Dataset entries
┏━━

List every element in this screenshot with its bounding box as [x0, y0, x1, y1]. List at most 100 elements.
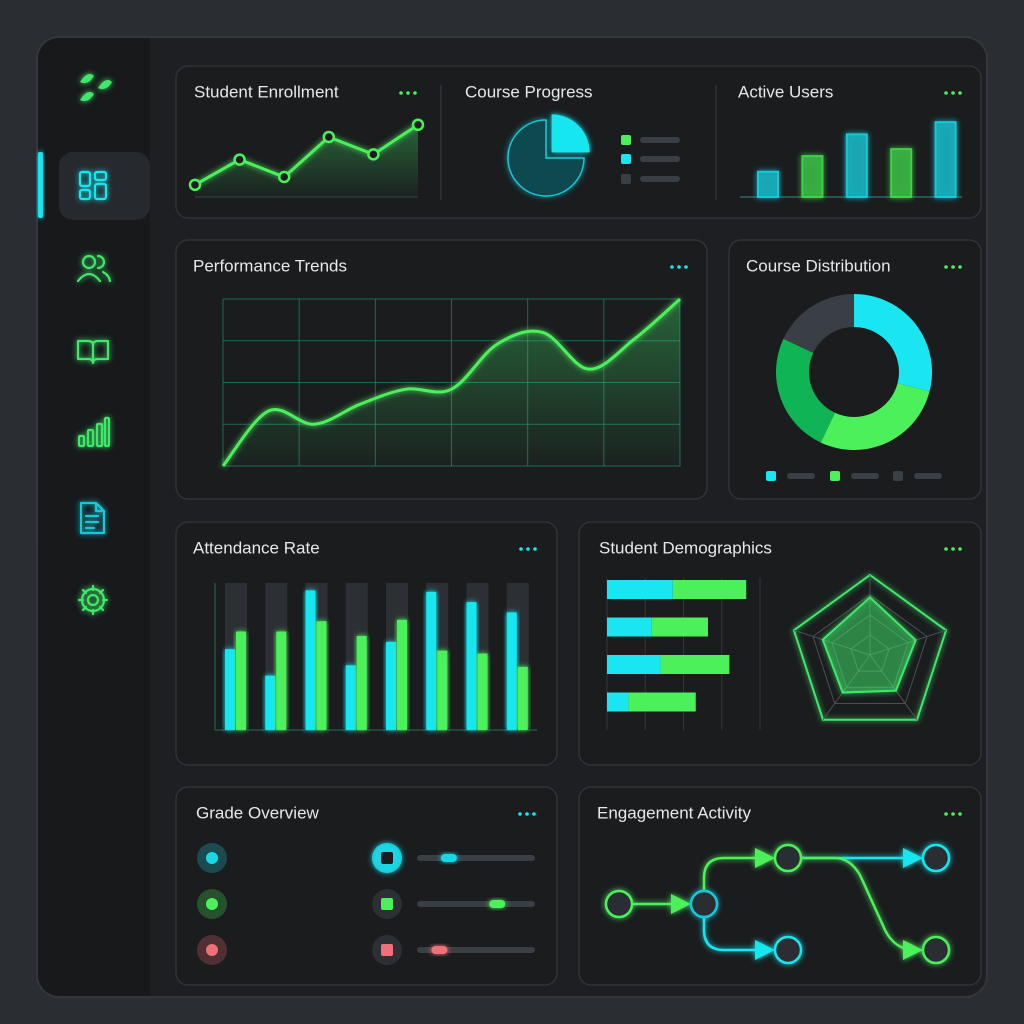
legend-placeholder — [640, 156, 680, 162]
item-glyph — [381, 852, 393, 864]
card — [728, 239, 982, 500]
menu-dot — [958, 91, 962, 95]
menu-dot — [519, 547, 523, 551]
radar-grid — [812, 594, 928, 705]
bar — [276, 631, 287, 730]
flow-node[interactable] — [604, 889, 634, 919]
flow-node[interactable] — [773, 935, 803, 965]
nav-reports[interactable] — [79, 501, 106, 535]
bar — [934, 121, 957, 198]
menu-dot — [670, 265, 674, 269]
card-title: Course Progress — [465, 82, 593, 101]
line-point — [322, 130, 336, 144]
menu-dot — [533, 547, 537, 551]
legend-swatch — [766, 471, 776, 481]
menu-dot[interactable] — [951, 812, 955, 816]
bar — [236, 631, 246, 730]
legend-swatch — [621, 154, 631, 164]
line-point — [277, 170, 291, 184]
nav-courses[interactable] — [76, 339, 110, 365]
bar-segment — [607, 692, 629, 712]
menu-dot[interactable] — [951, 265, 955, 269]
donut-segment — [820, 383, 930, 450]
nav-item-active[interactable] — [59, 152, 150, 220]
menu-dot[interactable] — [951, 91, 955, 95]
menu-dot[interactable] — [526, 547, 530, 551]
line-area — [223, 299, 680, 466]
bar — [356, 635, 367, 730]
bar-segment — [628, 692, 696, 712]
legend-placeholder — [640, 137, 680, 143]
flow-node[interactable] — [689, 889, 719, 919]
bar — [517, 666, 528, 730]
flow-node[interactable] — [921, 843, 951, 873]
legend-placeholder — [914, 473, 942, 479]
menu-dot — [958, 265, 962, 269]
legend-swatch — [621, 135, 631, 145]
progress-indicator — [489, 900, 506, 908]
card-title: Grade Overview — [196, 803, 320, 822]
menu-dot — [518, 812, 522, 816]
bar — [506, 612, 517, 730]
bar — [386, 641, 396, 730]
flow-node[interactable] — [773, 843, 803, 873]
bar — [265, 675, 276, 730]
bar — [316, 621, 327, 730]
nav-settings[interactable] — [77, 584, 109, 616]
progress-indicator — [440, 854, 457, 862]
bar — [845, 133, 868, 198]
flow-edge — [702, 918, 775, 960]
progress-track — [417, 901, 535, 907]
flow-edge — [702, 848, 775, 890]
line-area — [195, 124, 418, 197]
nav-users[interactable] — [76, 254, 112, 283]
progress-track — [417, 855, 535, 861]
radar-grid — [792, 573, 948, 721]
card-title: Active Users — [738, 82, 833, 101]
radar-area — [821, 596, 917, 694]
bar — [801, 155, 824, 198]
bar — [757, 170, 779, 199]
avatar-glyph — [206, 944, 218, 956]
donut-segment — [854, 294, 933, 392]
menu-dot — [532, 812, 536, 816]
menu-dot — [944, 265, 948, 269]
menu-dot — [399, 91, 403, 95]
avatar-glyph — [206, 898, 218, 910]
card-title: Student Demographics — [599, 538, 772, 557]
bar — [225, 649, 235, 730]
line — [194, 123, 419, 187]
donut-segment — [776, 338, 835, 443]
menu-dot — [958, 547, 962, 551]
bar-segment — [672, 580, 747, 599]
flow-node[interactable] — [921, 935, 951, 965]
card-title: Student Enrollment — [194, 82, 339, 101]
card — [578, 521, 982, 766]
menu-dot[interactable] — [677, 265, 681, 269]
progress-indicator — [431, 946, 448, 954]
nav-dashboard[interactable] — [78, 170, 108, 201]
bar-segment — [607, 580, 673, 599]
bar — [345, 665, 356, 730]
item-glyph — [381, 944, 393, 956]
bar — [437, 650, 448, 730]
menu-dot — [958, 812, 962, 816]
nav-analytics[interactable] — [77, 416, 111, 448]
bar-segment — [607, 617, 652, 637]
line-point — [188, 178, 202, 192]
card-title: Engagement Activity — [597, 803, 752, 822]
menu-dot — [944, 91, 948, 95]
active-indicator — [38, 152, 43, 218]
legend-swatch — [830, 471, 840, 481]
line-point — [411, 118, 425, 132]
card — [578, 786, 982, 986]
menu-dot[interactable] — [525, 812, 529, 816]
bar — [426, 591, 437, 730]
menu-dot[interactable] — [406, 91, 410, 95]
bar — [890, 148, 913, 198]
menu-dot[interactable] — [951, 547, 955, 551]
card-title: Performance Trends — [193, 256, 347, 275]
bar — [397, 619, 407, 730]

┗━━

> _WHAT IS NEEDED_
Output every line of the listing as a Markdown table with the columns "Row" and "Line", skipping blank lines and leaving out the pictures.

> _ANSWER TO THE EXERCISE_
| Row | Line |
|---|---|
| 1 | List every element in this screenshot with its bounding box as [x0, y0, x1, y1]. List at most 100 elements. |
| 2 | legend-placeholder — [640, 156, 680, 162] |
| 3 | item-glyph — [381, 852, 393, 864] |
| 4 | card — [728, 239, 982, 500] |
| 5 | menu-dot — [958, 91, 962, 95] |
| 6 | menu-dot — [519, 547, 523, 551] |
| 7 | radar-grid — [812, 594, 928, 705] |
| 8 | bar — [276, 631, 287, 730] |
| 9 | flow-node[interactable] — [604, 889, 634, 919] |
| 10 | flow-node[interactable] — [773, 935, 803, 965] |
| 11 | nav-reports[interactable] — [79, 501, 106, 535] |
| 12 | bar — [934, 121, 957, 198] |
| 13 | menu-dot — [670, 265, 674, 269] |
| 14 | card-title: Course Progress — [465, 82, 593, 101] |
| 15 | line-point — [322, 130, 336, 144] |
| 16 | menu-dot — [533, 547, 537, 551] |
| 17 | legend-swatch — [766, 471, 776, 481] |
| 18 | menu-dot[interactable] — [951, 812, 955, 816] |
| 19 | bar — [236, 631, 246, 730] |
| 20 | legend-swatch — [621, 154, 631, 164] |
| 21 | line-point — [277, 170, 291, 184] |
| 22 | nav-courses[interactable] — [76, 339, 110, 365] |
| 23 | bar-segment — [607, 692, 629, 712] |
| 24 | menu-dot[interactable] — [951, 265, 955, 269] |
| 25 | donut-segment — [820, 383, 930, 450] |
| 26 | nav-item-active[interactable] — [59, 152, 150, 220] |
| 27 | menu-dot[interactable] — [951, 91, 955, 95] |
| 28 | menu-dot[interactable] — [526, 547, 530, 551] |
| 29 | line-area — [223, 299, 680, 466] |
| 30 | bar — [356, 635, 367, 730] |
| 31 | bar-segment — [628, 692, 696, 712] |
| 32 | legend-placeholder — [640, 137, 680, 143] |
| 33 | flow-node[interactable] — [689, 889, 719, 919] |
| 34 | bar — [517, 666, 528, 730] |
| 35 | flow-node[interactable] — [921, 843, 951, 873] |
| 36 | legend-placeholder — [914, 473, 942, 479] |
| 37 | menu-dot — [958, 265, 962, 269] |
| 38 | legend-swatch — [621, 135, 631, 145] |
| 39 | progress-indicator — [489, 900, 506, 908] |
| 40 | card-title: Grade Overview — [196, 803, 320, 822] |
| 41 | menu-dot — [518, 812, 522, 816] |
| 42 | bar — [506, 612, 517, 730] |
| 43 | bar — [386, 641, 396, 730] |
| 44 | flow-node[interactable] — [773, 843, 803, 873] |
| 45 | bar — [265, 675, 276, 730] |
| 46 | bar — [316, 621, 327, 730] |
| 47 | nav-settings[interactable] — [77, 584, 109, 616] |
| 48 | progress-indicator — [440, 854, 457, 862] |
| 49 | bar — [845, 133, 868, 198] |
| 50 | flow-edge — [702, 918, 775, 960] |
| 51 | progress-track — [417, 901, 535, 907] |
| 52 | flow-edge — [702, 848, 775, 890] |
| 53 | line-area — [195, 124, 418, 197] |
| 54 | nav-users[interactable] — [76, 254, 112, 283] |
| 55 | progress-track — [417, 855, 535, 861] |
| 56 | radar-grid — [792, 573, 948, 721] |
| 57 | card-title: Active Users — [738, 82, 833, 101] |
| 58 | radar-area — [821, 596, 917, 694] |
| 59 | bar — [801, 155, 824, 198] |
| 60 | bar — [757, 170, 779, 199] |
| 61 | avatar-glyph — [206, 944, 218, 956] |
| 62 | donut-segment — [854, 294, 933, 392] |
| 63 | menu-dot — [532, 812, 536, 816] |
| 64 | menu-dot — [944, 265, 948, 269] |
| 65 | menu-dot — [399, 91, 403, 95] |
| 66 | avatar-glyph — [206, 898, 218, 910] |
| 67 | card-title: Student Demographics — [599, 538, 772, 557] |
| 68 | bar — [225, 649, 235, 730] |
| 69 | line — [194, 123, 419, 187] |
| 70 | donut-segment — [776, 338, 835, 443] |
| 71 | menu-dot — [958, 547, 962, 551] |
| 72 | bar-segment — [672, 580, 747, 599] |
| 73 | flow-node[interactable] — [921, 935, 951, 965] |
| 74 | card-title: Student Enrollment — [194, 82, 339, 101] |
| 75 | card — [578, 521, 982, 766] |
| 76 | menu-dot[interactable] — [677, 265, 681, 269] |
| 77 | progress-indicator — [431, 946, 448, 954] |
| 78 | nav-dashboard[interactable] — [78, 170, 108, 201] |
| 79 | bar-segment — [607, 580, 673, 599] |
| 80 | bar — [345, 665, 356, 730] |
| 81 | item-glyph — [381, 944, 393, 956] |
| 82 | bar — [437, 650, 448, 730] |
| 83 | menu-dot — [958, 812, 962, 816] |
| 84 | nav-analytics[interactable] — [77, 416, 111, 448] |
| 85 | bar-segment — [607, 617, 652, 637] |
| 86 | line-point — [188, 178, 202, 192] |
| 87 | card-title: Engagement Activity — [597, 803, 752, 822] |
| 88 | menu-dot — [944, 91, 948, 95] |
| 89 | active-indicator — [38, 152, 43, 218] |
| 90 | legend-swatch — [830, 471, 840, 481] |
| 91 | line-point — [411, 118, 425, 132] |
| 92 | card — [578, 786, 982, 986] |
| 93 | menu-dot[interactable] — [525, 812, 529, 816] |
| 94 | bar — [426, 591, 437, 730] |
| 95 | menu-dot[interactable] — [406, 91, 410, 95] |
| 96 | bar — [890, 148, 913, 198] |
| 97 | menu-dot[interactable] — [951, 547, 955, 551] |
| 98 | card-title: Performance Trends — [193, 256, 347, 275] |
| 99 | bar — [397, 619, 407, 730] |